-------- Document passage --------

Example Multi-Node Programs

SambaNova provides examples of some well-known AI applications under the path: /opt/sambaflow/apps/starters, on both SambaNova compute nodes. Make a copy of this to your home directory:

Copy starters to your personal directory structure if you have not already done so.

cd ~/
mkdir apps
cp -r /opt/sambaflow/apps/starters apps/starters

UNet

Set-up

Copy files and change directory if you have not already done so.

cp -r /opt/sambaflow/apps/image ~/apps/image
cd ~/apps/image
cp /software/sambanova/apps/image/pytorch/unet/*.sh .

You just copied two bash scripts. They are:

unet_all.sh
- Compiles UNet and then submits a batch job to run the model.
unet_batch.sh
- Runs Unet.

Unet All

Here is a breakdown of unet_all.sh.

The argument -x is used to specify that each executed line is to be displayed.

The second line is to stop on error.

Lastly, set total time, SECONDS, to zero.

#! /bin/bash -x
set -e
#
# Usage: ./unet_all.sh 256 256
#
SECONDS=0

Set variables.

# IMage size.
IM=${1}
# Batch Size
BS=${2}
NUM_WORKERS=1
export OMP_NUM_THREADS=16

Activate the virtual environment. And, establish the UNet directory.

source /opt/sambaflow/venv/bin/activate
UNET=$(pwd)/unet

Display model name and time.

echo "Model: UNET"
echo "Date: " $(date +%m/%d/%y)
echo "Time: " $(date +%H:%M)

echo "COMPILE"

This section will compile the model for multiple RDUs if it does not exist.

A log file will be created at compile_${BS}_${IM}_NN.log.

# Compile for parallel RDUs
if [ ! -e out/unet_train_${BS}_${IM}_NN/unet_train_${BS}_${IM}_NN.pef ] ; then
  python ${UNET}/unet.py compile -b ${BS} --in-channels=3 --in-width=${IM} --in-height=${IM} --enable-conv-tiling --mac-v2 --compiler-configs-file ${UNET}/jsons/compiler_configs/unet_compiler_configs_no_inst.json --pef-name="unet_train_${BS}_${IM}_NN"  --data-parallel -ws 2 > compile_${BS}_${IM}_NN.log 2>&1
fi

Here, a batch job is submitted for the multi-node run.

Sbatch argument definitions:

--gres=rdu:1

This indicates that the model fits on a single RDU.
--tasks-per-node 8

All eight RDUs per node are to be used. Valid options are 1 through 8.

-------- Record set --------

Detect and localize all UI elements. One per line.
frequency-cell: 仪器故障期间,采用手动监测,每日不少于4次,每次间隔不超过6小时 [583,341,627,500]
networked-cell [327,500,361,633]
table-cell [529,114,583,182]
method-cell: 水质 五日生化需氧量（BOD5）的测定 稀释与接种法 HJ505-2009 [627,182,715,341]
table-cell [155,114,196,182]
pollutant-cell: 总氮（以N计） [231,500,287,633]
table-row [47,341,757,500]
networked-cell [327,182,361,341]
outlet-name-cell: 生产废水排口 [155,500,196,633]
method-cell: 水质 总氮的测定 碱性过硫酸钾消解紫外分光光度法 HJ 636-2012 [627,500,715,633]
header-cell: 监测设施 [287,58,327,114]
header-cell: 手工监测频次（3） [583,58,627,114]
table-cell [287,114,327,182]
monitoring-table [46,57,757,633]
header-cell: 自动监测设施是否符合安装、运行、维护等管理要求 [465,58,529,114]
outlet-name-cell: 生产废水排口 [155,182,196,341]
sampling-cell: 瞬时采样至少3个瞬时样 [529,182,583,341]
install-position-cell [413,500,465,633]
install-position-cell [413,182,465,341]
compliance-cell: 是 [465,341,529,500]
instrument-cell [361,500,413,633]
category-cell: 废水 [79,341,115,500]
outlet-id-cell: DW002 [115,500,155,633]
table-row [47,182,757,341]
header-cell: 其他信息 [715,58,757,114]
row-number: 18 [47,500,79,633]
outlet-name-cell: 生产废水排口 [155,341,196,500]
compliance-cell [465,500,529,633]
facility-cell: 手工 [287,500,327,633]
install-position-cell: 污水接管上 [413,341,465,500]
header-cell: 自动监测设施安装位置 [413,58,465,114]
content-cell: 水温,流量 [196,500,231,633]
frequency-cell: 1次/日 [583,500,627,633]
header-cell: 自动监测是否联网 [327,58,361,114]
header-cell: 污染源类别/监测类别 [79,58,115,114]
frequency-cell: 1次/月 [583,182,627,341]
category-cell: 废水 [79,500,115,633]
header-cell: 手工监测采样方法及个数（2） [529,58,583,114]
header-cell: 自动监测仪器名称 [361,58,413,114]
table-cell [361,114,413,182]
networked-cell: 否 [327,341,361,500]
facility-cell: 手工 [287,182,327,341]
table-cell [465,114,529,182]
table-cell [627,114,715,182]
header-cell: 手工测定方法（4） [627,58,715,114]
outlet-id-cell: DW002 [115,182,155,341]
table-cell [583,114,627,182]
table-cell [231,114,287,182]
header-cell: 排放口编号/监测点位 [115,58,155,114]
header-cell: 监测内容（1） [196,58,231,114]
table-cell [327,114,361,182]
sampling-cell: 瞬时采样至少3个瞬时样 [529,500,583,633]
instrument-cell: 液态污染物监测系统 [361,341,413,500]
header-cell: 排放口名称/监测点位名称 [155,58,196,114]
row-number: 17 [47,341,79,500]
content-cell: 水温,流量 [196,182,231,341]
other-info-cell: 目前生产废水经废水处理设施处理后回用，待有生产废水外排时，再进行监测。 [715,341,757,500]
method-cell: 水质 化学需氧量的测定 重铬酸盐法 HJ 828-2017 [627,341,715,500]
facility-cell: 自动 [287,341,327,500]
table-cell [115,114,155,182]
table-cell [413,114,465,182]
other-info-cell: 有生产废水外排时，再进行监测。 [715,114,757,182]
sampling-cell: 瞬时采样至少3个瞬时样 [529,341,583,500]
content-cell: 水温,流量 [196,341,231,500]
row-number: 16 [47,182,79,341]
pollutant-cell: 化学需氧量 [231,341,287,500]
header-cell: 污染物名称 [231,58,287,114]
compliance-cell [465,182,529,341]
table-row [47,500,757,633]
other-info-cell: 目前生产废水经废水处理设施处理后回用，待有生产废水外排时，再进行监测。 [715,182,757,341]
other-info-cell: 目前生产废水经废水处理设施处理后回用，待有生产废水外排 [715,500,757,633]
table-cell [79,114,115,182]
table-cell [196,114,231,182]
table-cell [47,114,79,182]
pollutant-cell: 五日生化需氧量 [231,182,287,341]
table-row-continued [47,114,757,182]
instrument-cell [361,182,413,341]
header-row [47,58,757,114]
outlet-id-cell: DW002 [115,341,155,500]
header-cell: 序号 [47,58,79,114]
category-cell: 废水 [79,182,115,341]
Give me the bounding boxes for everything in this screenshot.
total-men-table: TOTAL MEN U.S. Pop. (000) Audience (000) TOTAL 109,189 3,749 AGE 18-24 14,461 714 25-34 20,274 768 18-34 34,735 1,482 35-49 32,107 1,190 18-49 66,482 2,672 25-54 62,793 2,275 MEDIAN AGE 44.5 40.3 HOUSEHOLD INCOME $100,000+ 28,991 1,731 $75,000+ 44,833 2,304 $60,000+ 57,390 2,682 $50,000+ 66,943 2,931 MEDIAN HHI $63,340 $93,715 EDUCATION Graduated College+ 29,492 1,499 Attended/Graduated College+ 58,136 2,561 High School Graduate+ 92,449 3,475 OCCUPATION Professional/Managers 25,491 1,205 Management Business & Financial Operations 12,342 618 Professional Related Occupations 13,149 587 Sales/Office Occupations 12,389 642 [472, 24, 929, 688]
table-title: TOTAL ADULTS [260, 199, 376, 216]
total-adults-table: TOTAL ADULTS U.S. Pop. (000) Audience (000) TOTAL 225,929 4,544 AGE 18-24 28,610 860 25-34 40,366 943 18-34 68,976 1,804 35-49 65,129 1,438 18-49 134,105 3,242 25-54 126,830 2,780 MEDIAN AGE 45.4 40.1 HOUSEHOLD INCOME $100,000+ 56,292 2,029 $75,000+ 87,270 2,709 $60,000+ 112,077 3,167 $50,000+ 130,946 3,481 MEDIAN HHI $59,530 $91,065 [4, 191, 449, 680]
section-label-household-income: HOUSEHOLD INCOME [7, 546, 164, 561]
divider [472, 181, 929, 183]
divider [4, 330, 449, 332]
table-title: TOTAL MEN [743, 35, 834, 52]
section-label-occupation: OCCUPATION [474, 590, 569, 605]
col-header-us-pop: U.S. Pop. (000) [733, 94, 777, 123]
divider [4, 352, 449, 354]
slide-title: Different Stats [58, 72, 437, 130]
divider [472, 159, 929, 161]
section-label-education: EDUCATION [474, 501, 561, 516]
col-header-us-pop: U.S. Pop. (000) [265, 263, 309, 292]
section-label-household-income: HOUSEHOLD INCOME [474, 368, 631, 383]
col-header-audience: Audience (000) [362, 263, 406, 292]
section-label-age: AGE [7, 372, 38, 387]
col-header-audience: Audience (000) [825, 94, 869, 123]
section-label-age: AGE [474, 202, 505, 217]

--------

> [The tasks]:
(1) Which rows contain the string "ADULTS"? Copy each of them, treating uppercase and lowercase as different.
(2) Could you carry the SambaNova multi-node guide forward from its last line?
The SambaNova guide and the rows were taken from unrelated sources.

> [Per-task answers]:
(1)
table-title: TOTAL ADULTS [260, 199, 376, 216]
total-adults-table: TOTAL ADULTS U.S. Pop. (000) Audience (000) TOTAL 225,929 4,544 AGE 18-24 28,610 860 25-34 40,366 943 18-34 68,976 1,804 35-49 65,129 1,438 18-49 134,105 3,242 25-54 126,830 2,780 MEDIAN AGE 45.4 40.1 HOUSEHOLD INCOME $100,000+ 56,292 2,029 $75,000+ 87,270 2,709 $60,000+ 112,077 3,167 $50,000+ 130,946 3,481 MEDIAN HHI $59,530 $91,065 [4, 191, 449, 680]

(2)
--nodes 2

The number of nodes to use. Currently there are two nodes.
--nodelist sm-02,sm-01

The node names to use.
--cpus-per-task=16

CPUs per model.
unet_batch.sh

The bash script to be batched.

Unet_batch.sh argument definitions:

NN

Number of nodes.

# Run Multi-Node, Data Parallel
NN=2
echo "RUN"
echo "NN=${NN}"
sbatch --gres=rdu:1 --tasks-per-node 8  --nodes 2 --nodelist sm-02,sm-01 --cpus-per-task=16 ./unet_batch.sh ${NN} ${NUM_WORKERS}
echo "Duration: " $SECONDS

Unet Batch

Here is a description of unet_batch.sh. This script is automatically run by unet_all.sh.

This block is the same as above.

#! /bin/bash -x
set -e
#
# Usage: ./unet_batch.sh 2 1
#
SECONDS=0

Establish variables.

# Batch Size
BS=256

# IMage size
IM=256
NN=${1}
NUM_WORKERS=${2}
export OMP_NUM_THREADS=16
DATADIR=/software/sambanova/dataset/kaggle_3m
UNET=$(pwd)/unet
export SAMBA_CCL_USE_PCIE_TRANSPORT=0

Activate virtual environment.

source /opt/sambaflow/venv/bin/activate

Display an informative banner.

echo "Model: UNET_TRAIN"
echo "Date: " $(date +%m/%d/%y)
echo "Time: " $(date +%H:%M)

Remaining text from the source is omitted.